_Dataset records:_

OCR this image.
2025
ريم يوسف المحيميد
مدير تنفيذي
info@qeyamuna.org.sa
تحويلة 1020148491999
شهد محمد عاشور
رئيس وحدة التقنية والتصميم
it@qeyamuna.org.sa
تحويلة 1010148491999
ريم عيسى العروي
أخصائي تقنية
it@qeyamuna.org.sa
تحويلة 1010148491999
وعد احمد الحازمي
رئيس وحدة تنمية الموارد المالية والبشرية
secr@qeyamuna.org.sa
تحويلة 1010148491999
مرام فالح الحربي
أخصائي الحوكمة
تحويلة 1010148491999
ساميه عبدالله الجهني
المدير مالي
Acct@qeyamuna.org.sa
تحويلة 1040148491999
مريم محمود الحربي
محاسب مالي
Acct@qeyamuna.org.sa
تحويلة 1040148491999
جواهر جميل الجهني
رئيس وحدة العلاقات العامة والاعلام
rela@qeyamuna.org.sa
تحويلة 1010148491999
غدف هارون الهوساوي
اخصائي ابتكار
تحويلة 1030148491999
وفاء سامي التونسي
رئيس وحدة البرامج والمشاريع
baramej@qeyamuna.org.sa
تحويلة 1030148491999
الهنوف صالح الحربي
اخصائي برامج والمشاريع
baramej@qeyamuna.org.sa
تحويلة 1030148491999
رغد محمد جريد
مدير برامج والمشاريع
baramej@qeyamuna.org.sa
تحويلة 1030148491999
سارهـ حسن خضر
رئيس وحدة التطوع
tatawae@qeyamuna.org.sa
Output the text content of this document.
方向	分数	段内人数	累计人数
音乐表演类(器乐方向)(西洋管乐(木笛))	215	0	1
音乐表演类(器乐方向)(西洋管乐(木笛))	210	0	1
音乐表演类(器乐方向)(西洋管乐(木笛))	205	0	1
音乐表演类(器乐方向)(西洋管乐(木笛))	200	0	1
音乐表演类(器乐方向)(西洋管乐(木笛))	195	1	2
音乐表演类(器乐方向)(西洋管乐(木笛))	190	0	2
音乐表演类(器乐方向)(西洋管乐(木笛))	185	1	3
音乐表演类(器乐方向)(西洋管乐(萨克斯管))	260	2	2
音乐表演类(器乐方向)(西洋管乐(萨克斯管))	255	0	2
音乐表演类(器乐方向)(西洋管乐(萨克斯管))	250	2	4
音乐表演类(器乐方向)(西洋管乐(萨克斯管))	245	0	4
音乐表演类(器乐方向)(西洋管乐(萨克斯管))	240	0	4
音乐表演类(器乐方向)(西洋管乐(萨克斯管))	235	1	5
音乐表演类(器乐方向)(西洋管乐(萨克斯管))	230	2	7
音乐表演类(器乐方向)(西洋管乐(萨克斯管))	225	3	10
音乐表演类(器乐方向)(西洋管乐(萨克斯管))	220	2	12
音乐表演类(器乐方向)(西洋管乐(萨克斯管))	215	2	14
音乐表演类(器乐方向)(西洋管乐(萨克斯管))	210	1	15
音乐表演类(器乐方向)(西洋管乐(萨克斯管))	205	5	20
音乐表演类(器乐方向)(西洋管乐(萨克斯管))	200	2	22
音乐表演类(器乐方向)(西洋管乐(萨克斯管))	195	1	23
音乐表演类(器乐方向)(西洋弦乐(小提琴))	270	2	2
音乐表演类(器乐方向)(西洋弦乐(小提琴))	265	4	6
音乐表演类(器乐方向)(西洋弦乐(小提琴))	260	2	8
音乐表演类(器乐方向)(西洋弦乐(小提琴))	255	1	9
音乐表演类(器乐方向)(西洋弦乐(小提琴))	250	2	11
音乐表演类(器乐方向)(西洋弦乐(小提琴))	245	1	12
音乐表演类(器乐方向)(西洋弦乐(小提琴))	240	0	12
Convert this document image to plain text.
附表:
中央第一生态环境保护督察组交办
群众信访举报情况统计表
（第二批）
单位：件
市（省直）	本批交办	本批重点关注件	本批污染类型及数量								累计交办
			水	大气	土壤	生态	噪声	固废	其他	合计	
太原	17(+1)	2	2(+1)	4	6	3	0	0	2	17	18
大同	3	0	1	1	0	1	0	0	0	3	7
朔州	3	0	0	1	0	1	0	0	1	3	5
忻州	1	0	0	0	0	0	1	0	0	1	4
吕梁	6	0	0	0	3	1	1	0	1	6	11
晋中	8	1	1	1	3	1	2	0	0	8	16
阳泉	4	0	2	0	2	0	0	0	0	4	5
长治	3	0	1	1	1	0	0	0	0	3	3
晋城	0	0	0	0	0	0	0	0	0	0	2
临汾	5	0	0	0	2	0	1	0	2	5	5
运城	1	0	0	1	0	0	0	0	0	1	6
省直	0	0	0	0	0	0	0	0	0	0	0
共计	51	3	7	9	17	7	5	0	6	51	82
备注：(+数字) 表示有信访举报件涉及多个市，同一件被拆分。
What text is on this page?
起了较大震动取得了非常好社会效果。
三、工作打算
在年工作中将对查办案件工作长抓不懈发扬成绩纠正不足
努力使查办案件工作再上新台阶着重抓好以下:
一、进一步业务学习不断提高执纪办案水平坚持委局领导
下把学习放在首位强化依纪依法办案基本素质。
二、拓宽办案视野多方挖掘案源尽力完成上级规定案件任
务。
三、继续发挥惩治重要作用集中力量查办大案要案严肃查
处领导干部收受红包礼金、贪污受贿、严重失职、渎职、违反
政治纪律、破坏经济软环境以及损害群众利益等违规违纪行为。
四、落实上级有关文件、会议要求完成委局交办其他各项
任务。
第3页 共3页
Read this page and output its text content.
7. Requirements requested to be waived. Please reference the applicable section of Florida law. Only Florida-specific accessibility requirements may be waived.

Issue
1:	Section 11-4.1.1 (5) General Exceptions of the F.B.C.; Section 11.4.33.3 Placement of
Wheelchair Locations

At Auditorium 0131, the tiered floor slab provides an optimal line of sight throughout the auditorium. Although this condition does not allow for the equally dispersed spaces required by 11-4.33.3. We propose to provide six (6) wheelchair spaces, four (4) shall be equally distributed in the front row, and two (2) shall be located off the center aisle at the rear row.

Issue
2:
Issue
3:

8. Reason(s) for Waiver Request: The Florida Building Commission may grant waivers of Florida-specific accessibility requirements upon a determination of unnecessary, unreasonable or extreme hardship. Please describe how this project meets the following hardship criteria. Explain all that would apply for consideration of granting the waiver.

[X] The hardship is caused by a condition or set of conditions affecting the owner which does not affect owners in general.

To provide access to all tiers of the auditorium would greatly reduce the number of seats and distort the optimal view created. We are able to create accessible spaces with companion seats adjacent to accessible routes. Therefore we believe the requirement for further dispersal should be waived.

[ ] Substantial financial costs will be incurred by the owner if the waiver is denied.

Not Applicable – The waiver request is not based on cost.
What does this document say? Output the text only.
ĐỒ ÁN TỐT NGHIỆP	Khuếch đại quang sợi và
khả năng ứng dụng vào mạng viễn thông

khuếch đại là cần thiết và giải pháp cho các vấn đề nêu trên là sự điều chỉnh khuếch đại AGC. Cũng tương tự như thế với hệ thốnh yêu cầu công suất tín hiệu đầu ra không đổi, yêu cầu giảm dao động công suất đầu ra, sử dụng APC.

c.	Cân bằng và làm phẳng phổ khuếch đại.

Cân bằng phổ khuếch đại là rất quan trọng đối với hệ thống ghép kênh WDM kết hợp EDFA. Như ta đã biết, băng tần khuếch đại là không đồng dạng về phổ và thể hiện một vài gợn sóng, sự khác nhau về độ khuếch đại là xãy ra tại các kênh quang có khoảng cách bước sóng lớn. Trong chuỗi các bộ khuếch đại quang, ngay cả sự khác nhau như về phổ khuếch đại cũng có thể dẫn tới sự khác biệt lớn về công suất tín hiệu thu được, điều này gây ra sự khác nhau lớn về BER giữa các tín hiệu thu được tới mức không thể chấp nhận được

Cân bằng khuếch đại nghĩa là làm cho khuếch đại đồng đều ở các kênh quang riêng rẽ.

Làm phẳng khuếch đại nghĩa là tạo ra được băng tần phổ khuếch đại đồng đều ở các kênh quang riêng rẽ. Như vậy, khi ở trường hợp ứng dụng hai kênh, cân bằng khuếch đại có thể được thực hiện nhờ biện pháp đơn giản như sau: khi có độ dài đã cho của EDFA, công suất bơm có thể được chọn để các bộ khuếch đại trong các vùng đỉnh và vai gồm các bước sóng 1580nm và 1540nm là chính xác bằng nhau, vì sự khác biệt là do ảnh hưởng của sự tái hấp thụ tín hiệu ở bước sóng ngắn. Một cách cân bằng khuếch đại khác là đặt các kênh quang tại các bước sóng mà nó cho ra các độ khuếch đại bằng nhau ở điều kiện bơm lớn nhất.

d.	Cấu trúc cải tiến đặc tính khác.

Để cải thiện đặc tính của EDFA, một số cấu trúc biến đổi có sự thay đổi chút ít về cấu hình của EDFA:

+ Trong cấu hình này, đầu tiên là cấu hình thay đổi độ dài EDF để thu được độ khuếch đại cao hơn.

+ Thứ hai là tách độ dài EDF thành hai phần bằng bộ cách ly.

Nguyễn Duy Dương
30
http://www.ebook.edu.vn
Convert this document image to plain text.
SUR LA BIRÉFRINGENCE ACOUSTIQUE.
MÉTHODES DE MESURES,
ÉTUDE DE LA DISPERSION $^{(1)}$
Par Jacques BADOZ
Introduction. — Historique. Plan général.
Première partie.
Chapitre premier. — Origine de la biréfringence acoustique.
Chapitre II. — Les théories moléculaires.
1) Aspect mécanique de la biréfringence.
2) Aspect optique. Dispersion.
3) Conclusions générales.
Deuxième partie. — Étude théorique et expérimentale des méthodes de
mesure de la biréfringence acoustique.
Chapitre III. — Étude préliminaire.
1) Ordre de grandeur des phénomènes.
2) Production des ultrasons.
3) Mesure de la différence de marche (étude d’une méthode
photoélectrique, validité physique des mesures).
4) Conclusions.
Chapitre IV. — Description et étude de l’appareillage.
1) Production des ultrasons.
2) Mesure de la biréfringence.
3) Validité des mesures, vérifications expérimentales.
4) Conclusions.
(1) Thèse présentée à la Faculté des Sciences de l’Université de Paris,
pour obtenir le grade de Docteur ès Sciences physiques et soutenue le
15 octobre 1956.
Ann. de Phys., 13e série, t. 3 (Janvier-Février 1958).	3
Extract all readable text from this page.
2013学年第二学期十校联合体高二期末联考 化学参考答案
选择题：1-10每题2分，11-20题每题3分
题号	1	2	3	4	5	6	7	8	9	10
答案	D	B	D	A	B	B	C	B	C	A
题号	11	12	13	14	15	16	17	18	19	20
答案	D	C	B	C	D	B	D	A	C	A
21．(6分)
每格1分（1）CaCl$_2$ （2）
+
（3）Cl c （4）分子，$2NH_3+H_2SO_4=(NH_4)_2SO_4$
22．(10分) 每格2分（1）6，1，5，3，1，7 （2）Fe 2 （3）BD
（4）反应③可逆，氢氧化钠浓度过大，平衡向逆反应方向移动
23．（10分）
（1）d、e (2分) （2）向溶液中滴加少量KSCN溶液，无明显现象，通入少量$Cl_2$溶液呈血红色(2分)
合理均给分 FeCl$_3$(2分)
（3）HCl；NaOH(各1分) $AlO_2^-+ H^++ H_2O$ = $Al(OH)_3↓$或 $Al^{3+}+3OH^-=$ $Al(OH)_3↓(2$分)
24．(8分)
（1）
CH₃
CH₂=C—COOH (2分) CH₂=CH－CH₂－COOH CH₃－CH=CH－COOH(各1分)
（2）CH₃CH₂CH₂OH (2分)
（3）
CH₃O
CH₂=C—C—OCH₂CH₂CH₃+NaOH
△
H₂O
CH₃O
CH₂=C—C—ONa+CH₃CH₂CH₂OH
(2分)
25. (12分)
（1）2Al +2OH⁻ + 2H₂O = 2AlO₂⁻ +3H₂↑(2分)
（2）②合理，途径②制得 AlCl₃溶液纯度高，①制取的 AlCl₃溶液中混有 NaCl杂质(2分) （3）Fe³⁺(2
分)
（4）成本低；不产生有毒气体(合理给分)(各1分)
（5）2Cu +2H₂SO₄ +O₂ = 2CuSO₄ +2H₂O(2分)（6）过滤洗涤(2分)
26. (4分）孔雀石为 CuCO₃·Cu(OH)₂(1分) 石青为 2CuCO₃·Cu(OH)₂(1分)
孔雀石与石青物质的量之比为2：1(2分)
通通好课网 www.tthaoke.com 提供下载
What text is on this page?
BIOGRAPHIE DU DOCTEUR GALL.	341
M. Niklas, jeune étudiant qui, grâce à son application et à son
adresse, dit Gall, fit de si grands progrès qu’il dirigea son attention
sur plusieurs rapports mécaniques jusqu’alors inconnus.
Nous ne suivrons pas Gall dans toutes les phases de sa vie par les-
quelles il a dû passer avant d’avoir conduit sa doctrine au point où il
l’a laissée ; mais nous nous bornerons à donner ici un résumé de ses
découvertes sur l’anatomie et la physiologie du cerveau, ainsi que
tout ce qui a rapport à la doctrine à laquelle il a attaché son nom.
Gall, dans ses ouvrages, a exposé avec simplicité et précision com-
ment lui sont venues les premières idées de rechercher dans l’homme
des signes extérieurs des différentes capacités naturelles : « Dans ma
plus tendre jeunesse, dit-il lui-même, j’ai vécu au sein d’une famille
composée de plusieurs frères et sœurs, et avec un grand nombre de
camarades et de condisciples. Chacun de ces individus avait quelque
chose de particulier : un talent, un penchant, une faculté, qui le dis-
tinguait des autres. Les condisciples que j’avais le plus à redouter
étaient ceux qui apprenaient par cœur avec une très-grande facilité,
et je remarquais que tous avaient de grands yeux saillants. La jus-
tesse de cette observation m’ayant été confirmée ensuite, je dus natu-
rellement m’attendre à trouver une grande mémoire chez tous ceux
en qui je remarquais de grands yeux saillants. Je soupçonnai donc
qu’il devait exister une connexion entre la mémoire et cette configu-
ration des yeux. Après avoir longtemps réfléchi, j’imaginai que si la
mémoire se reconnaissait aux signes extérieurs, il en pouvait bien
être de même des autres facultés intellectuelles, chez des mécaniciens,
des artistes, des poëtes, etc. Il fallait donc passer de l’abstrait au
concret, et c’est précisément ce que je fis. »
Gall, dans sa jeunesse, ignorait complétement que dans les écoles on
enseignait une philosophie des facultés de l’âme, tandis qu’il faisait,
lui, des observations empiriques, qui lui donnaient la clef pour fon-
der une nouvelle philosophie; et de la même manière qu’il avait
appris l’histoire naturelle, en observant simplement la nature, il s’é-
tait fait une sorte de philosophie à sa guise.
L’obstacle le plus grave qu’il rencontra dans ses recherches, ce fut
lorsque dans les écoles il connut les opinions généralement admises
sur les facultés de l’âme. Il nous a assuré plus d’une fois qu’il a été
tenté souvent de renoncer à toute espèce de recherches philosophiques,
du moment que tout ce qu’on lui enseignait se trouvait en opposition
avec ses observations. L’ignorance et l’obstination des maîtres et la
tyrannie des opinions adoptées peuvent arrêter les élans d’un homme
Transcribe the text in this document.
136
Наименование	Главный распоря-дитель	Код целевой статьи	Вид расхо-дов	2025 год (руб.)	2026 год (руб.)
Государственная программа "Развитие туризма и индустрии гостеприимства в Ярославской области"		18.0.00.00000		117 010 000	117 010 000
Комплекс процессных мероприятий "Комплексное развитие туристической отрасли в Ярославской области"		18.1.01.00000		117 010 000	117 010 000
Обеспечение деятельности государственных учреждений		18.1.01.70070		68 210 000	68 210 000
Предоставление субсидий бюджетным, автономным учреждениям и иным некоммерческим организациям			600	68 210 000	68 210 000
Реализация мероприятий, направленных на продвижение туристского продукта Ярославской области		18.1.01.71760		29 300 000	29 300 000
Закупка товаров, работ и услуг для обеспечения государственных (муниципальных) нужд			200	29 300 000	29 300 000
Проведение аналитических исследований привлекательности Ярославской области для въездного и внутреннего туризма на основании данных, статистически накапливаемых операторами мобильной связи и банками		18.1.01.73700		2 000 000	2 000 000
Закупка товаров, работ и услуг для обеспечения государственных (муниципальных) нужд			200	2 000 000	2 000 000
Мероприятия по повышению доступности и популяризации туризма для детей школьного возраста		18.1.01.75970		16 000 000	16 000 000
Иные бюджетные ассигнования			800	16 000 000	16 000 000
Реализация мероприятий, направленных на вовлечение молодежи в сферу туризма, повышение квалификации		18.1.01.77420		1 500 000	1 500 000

_Task requirements:_
Of the lines in the material, how many include "hardship"? Respond with the number alone.

_Result:_
2